━━ Supplied material ━━

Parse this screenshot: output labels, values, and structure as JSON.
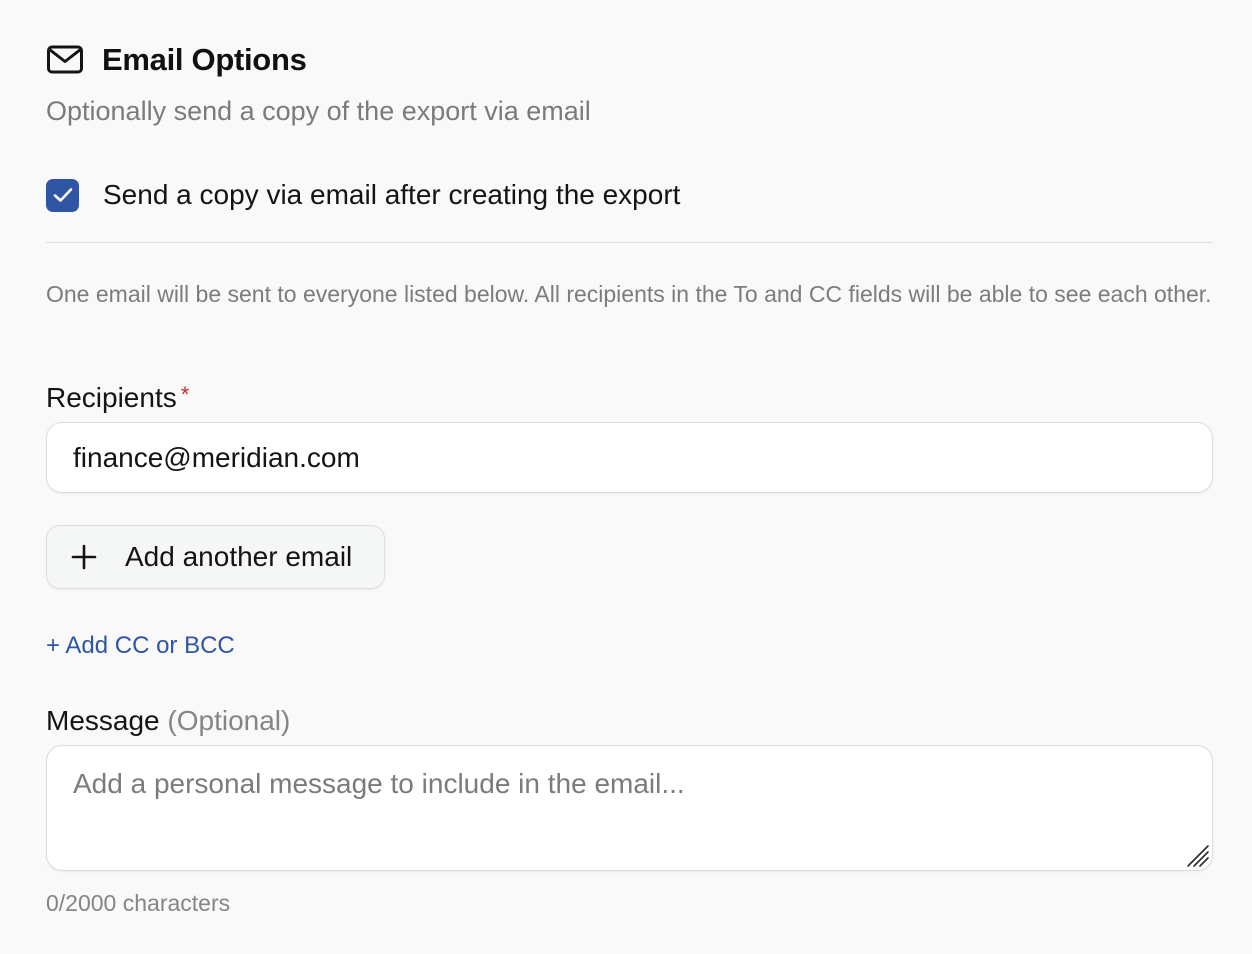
{
  "section": {
    "title": "Email Options",
    "subtitle": "Optionally send a copy of the export via email",
    "icon": "mail-icon"
  },
  "send_copy": {
    "label": "Send a copy via email after creating the export",
    "checked": true
  },
  "notice": "One email will be sent to everyone listed below. All recipients in the To and CC fields will be able to see each other.",
  "recipients": {
    "label": "Recipients",
    "required_mark": "*",
    "value": "finance@meridian.com"
  },
  "add_email": {
    "label": "Add another email",
    "icon": "plus-icon"
  },
  "cc_link": "+ Add CC or BCC",
  "message": {
    "label": "Message",
    "optional": "(Optional)",
    "placeholder": "Add a personal message to include in the email...",
    "char_count": "0/2000 characters"
  },
  "colors": {
    "accent": "#2f55a4",
    "required": "#c62828",
    "muted_text": "#7b7b7b"
  }
}
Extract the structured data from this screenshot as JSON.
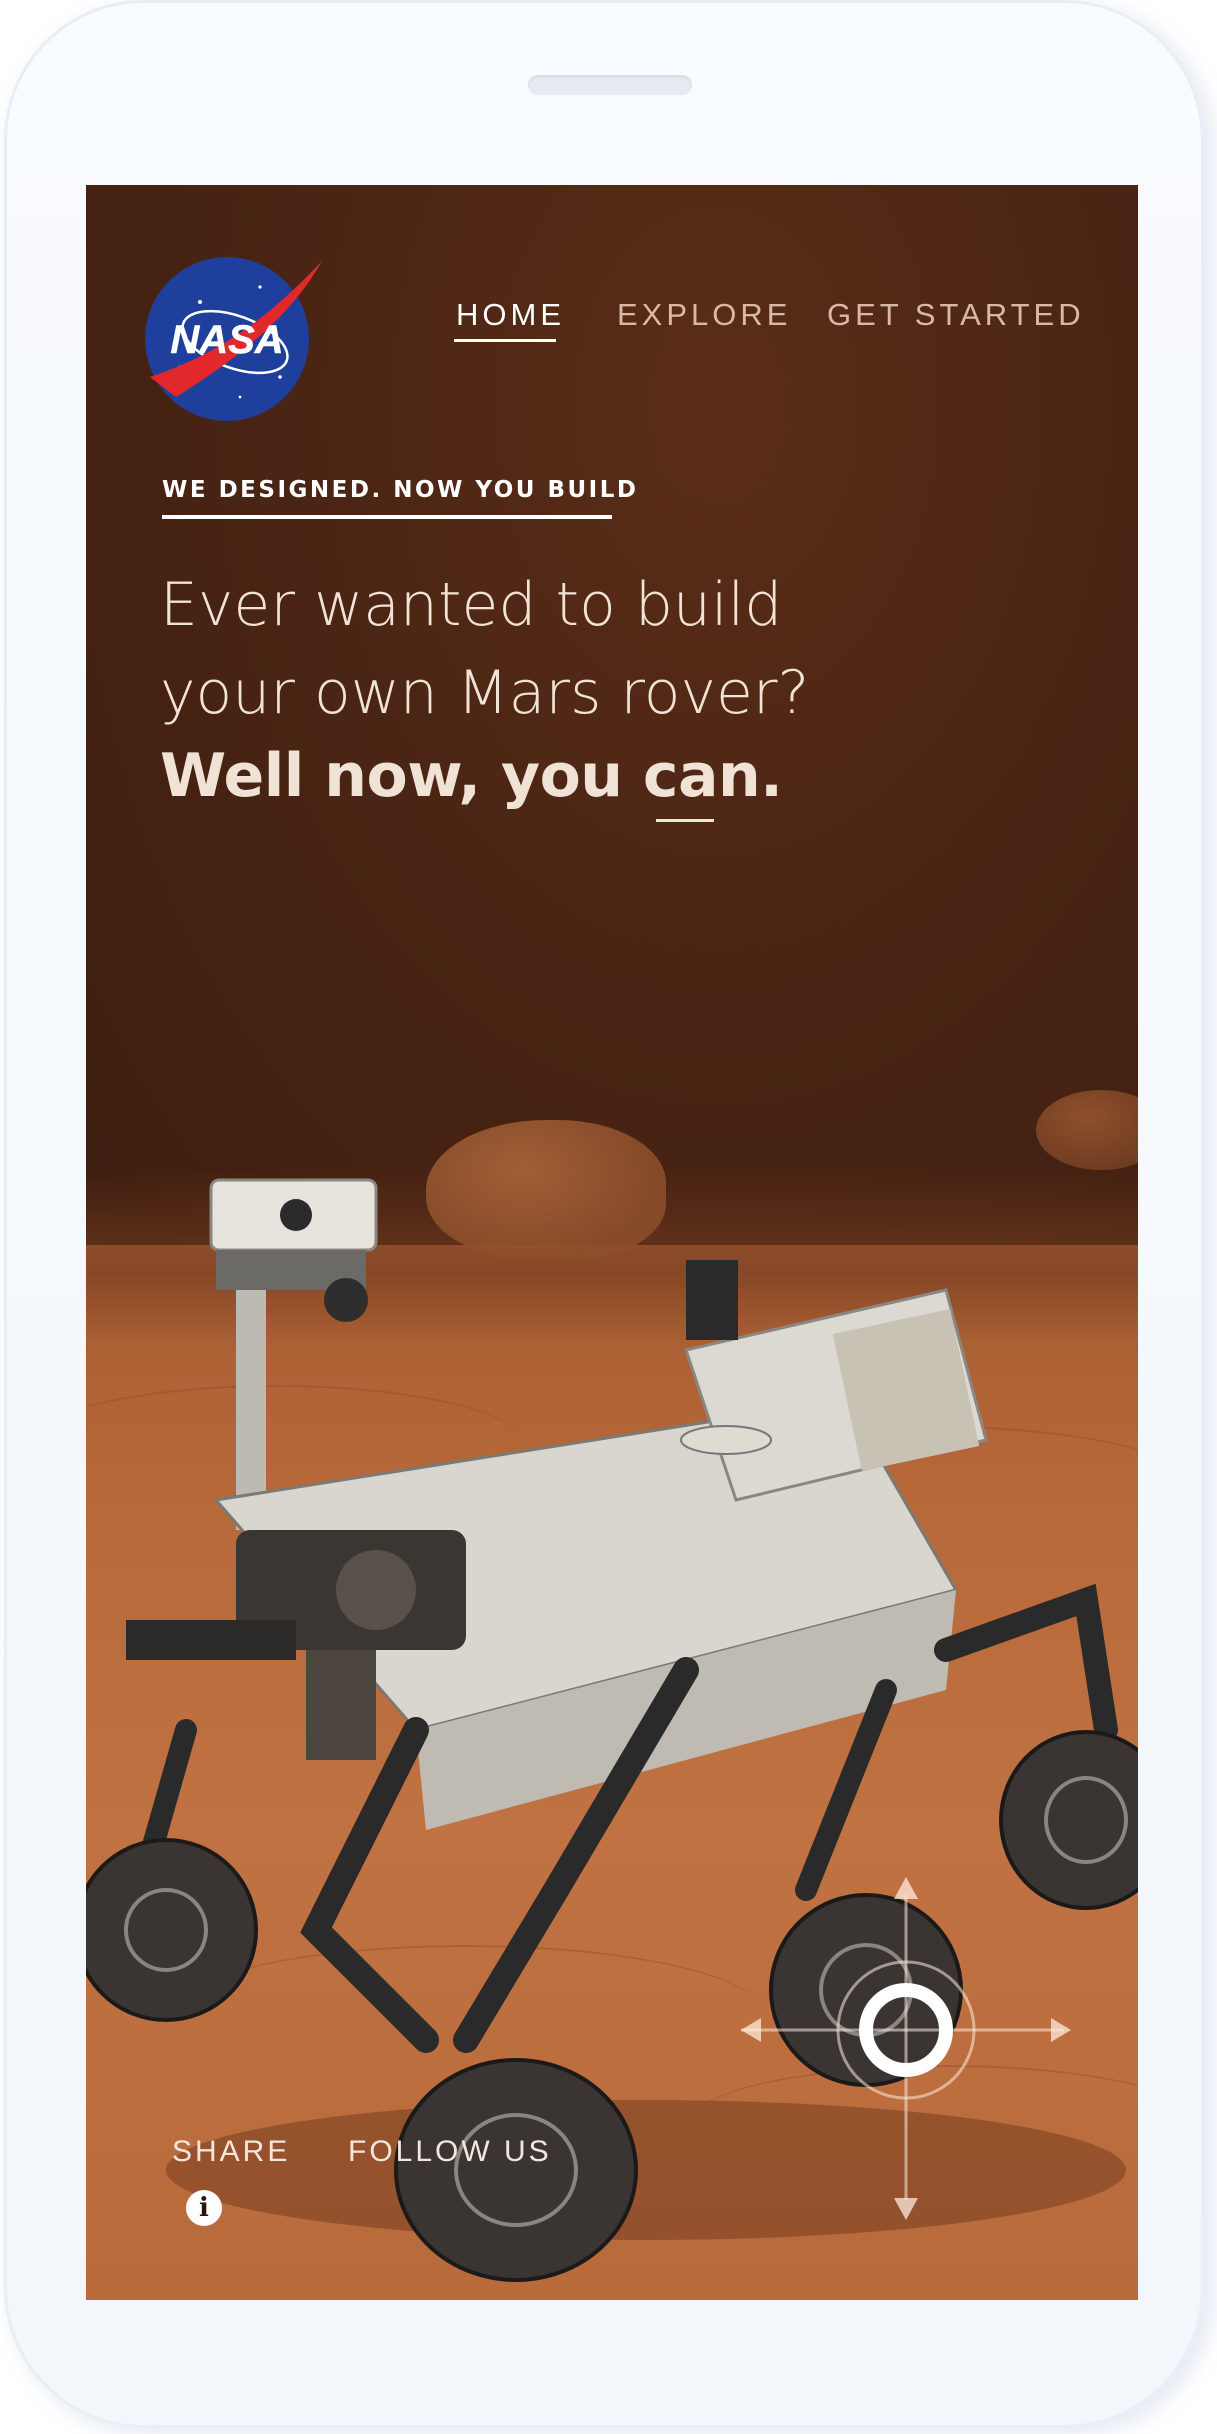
{
  "brand": {
    "logo_text": "NASA"
  },
  "nav": {
    "items": [
      {
        "label": "HOME",
        "active": true
      },
      {
        "label": "EXPLORE",
        "active": false
      },
      {
        "label": "GET STARTED",
        "active": false
      }
    ]
  },
  "hero": {
    "kicker": "WE DESIGNED. NOW YOU BUILD",
    "line1": "Ever wanted to build",
    "line2": "your own Mars rover?",
    "strong": "Well now, you can."
  },
  "footer": {
    "share_label": "SHARE",
    "follow_label": "FOLLOW US",
    "info_glyph": "i"
  },
  "icons": {
    "logo": "nasa-logo",
    "info": "info-icon",
    "controls": "directional-pad-icon"
  },
  "colors": {
    "sky": "#4b2514",
    "ground": "#b8693a",
    "text": "#f1e2d6",
    "nasa_blue": "#1f3f9c",
    "nasa_red": "#e3282c"
  }
}
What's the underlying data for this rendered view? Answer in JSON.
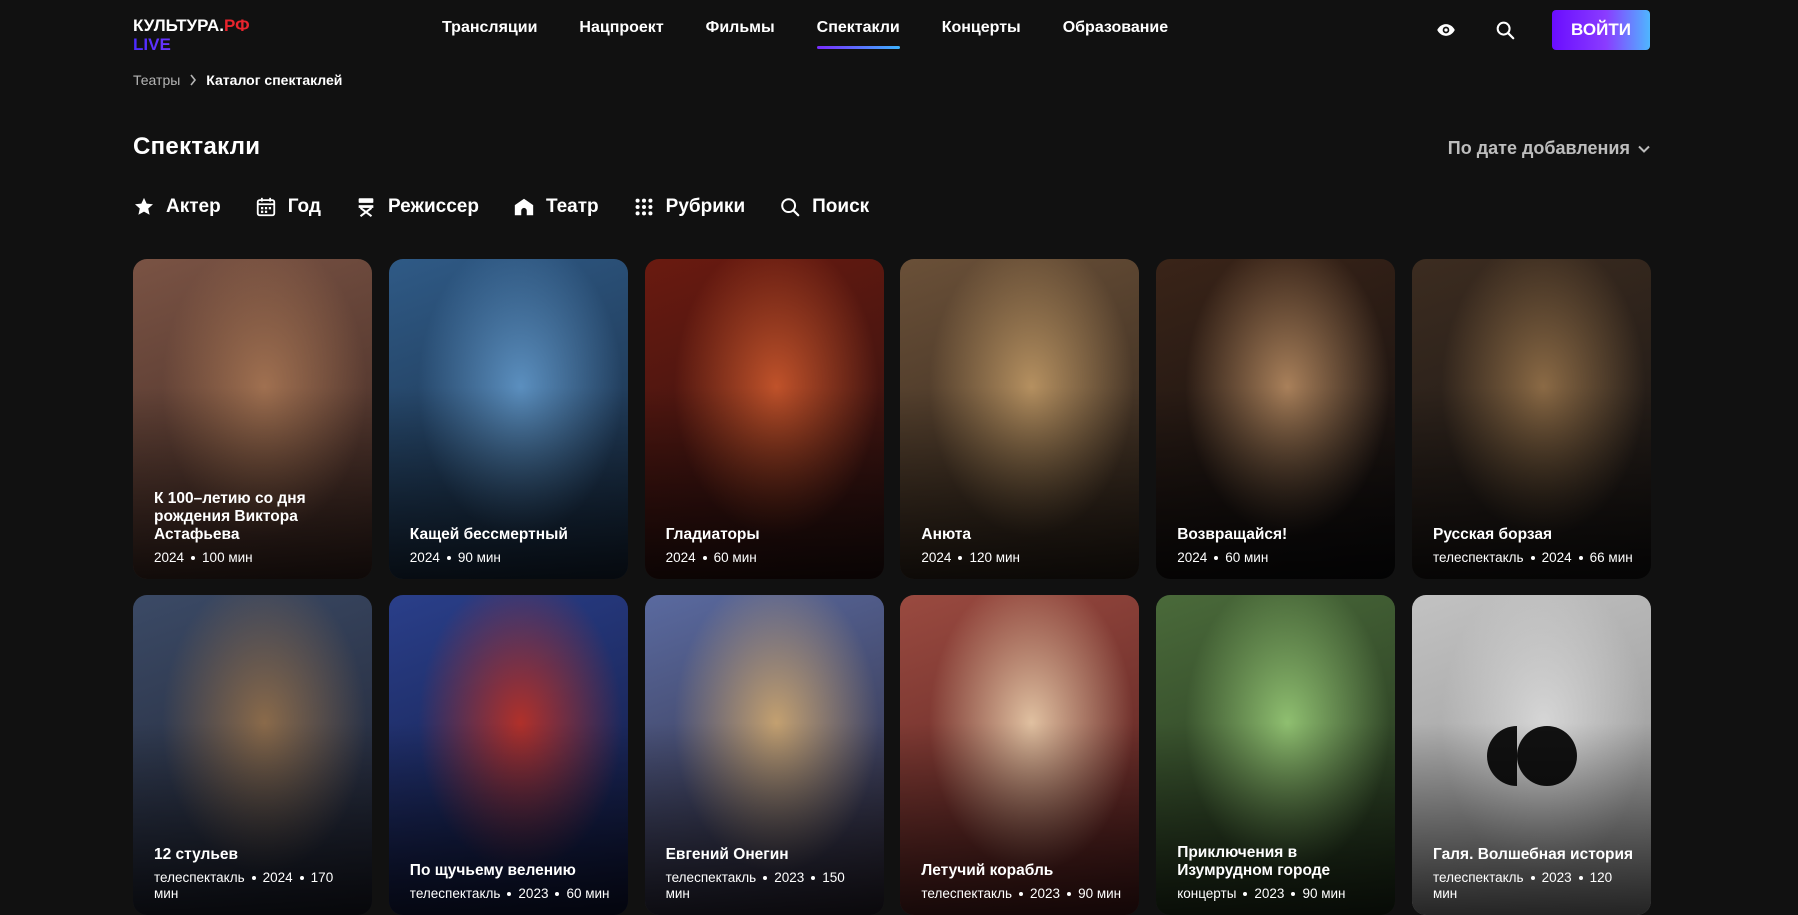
{
  "header": {
    "logo_line1": "КУЛЬТУРА.",
    "logo_line1_accent": "РФ",
    "logo_line2": "LIVE",
    "nav": [
      "Трансляции",
      "Нацпроект",
      "Фильмы",
      "Спектакли",
      "Концерты",
      "Образование"
    ],
    "active_nav": "Спектакли",
    "login_label": "ВОЙТИ",
    "icons": [
      "eye-icon",
      "search-icon"
    ]
  },
  "breadcrumb": {
    "parent": "Театры",
    "current": "Каталог спектаклей"
  },
  "page": {
    "title": "Спектакли",
    "sort_label": "По дате добавления"
  },
  "filters": [
    {
      "label": "Актер",
      "icon": "star-icon"
    },
    {
      "label": "Год",
      "icon": "calendar-icon"
    },
    {
      "label": "Режиссер",
      "icon": "director-chair-icon"
    },
    {
      "label": "Театр",
      "icon": "theater-icon"
    },
    {
      "label": "Рубрики",
      "icon": "grid-dots-icon"
    },
    {
      "label": "Поиск",
      "icon": "search-icon"
    }
  ],
  "cards": [
    {
      "title": "К 100–летию со дня рождения Виктора Астафьева",
      "meta": [
        "2024",
        "100 мин"
      ],
      "bg": [
        "#7a5344",
        "#3a2520",
        "#a07050"
      ]
    },
    {
      "title": "Кащей бессмертный",
      "meta": [
        "2024",
        "90 мин"
      ],
      "bg": [
        "#2f5a86",
        "#16263a",
        "#5b8fbf"
      ]
    },
    {
      "title": "Гладиаторы",
      "meta": [
        "2024",
        "60 мин"
      ],
      "bg": [
        "#6a1a10",
        "#241010",
        "#c0522a"
      ]
    },
    {
      "title": "Анюта",
      "meta": [
        "2024",
        "120 мин"
      ],
      "bg": [
        "#6a5038",
        "#2a2018",
        "#b59060"
      ]
    },
    {
      "title": "Возвращайся!",
      "meta": [
        "2024",
        "60 мин"
      ],
      "bg": [
        "#3a2418",
        "#0b0b0d",
        "#a9805a"
      ]
    },
    {
      "title": "Русская борзая",
      "meta": [
        "телеспектакль",
        "2024",
        "66 мин"
      ],
      "bg": [
        "#3c2c20",
        "#141212",
        "#8b6a45"
      ]
    },
    {
      "title": "12 стульев",
      "meta": [
        "телеспектакль",
        "2024",
        "170 мин"
      ],
      "bg": [
        "#3b4a66",
        "#1c1e2a",
        "#8a6a4a"
      ]
    },
    {
      "title": "По щучьему велению",
      "meta": [
        "телеспектакль",
        "2023",
        "60 мин"
      ],
      "bg": [
        "#2a3f8a",
        "#0e1436",
        "#b0302a"
      ]
    },
    {
      "title": "Евгений Онегин",
      "meta": [
        "телеспектакль",
        "2023",
        "150 мин"
      ],
      "bg": [
        "#5a6aa0",
        "#2a2430",
        "#c3a070"
      ]
    },
    {
      "title": "Летучий корабль",
      "meta": [
        "телеспектакль",
        "2023",
        "90 мин"
      ],
      "bg": [
        "#9a4a40",
        "#4a1a1a",
        "#e0c0a0"
      ]
    },
    {
      "title": "Приключения в Изумрудном городе",
      "meta": [
        "концерты",
        "2023",
        "90 мин"
      ],
      "bg": [
        "#4a6a3a",
        "#1c2a18",
        "#8fbf70"
      ]
    },
    {
      "title": "Галя. Волшебная история",
      "meta": [
        "телеспектакль",
        "2023",
        "120 мин"
      ],
      "bg": [
        "#c2c2c2",
        "#8c8c8c",
        "#d6d6d6"
      ],
      "placeholder_logo": true
    }
  ]
}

━━━

__What the exercise asks__. Extract every line of the records above that contains the word "this".

__Solved problem__.
Parse this screenshot: output labels, values, and structure as JSON.
Extract the structured data from this screenshot as JSON.
What's the underlying data for this rendered view? Answer in JSON.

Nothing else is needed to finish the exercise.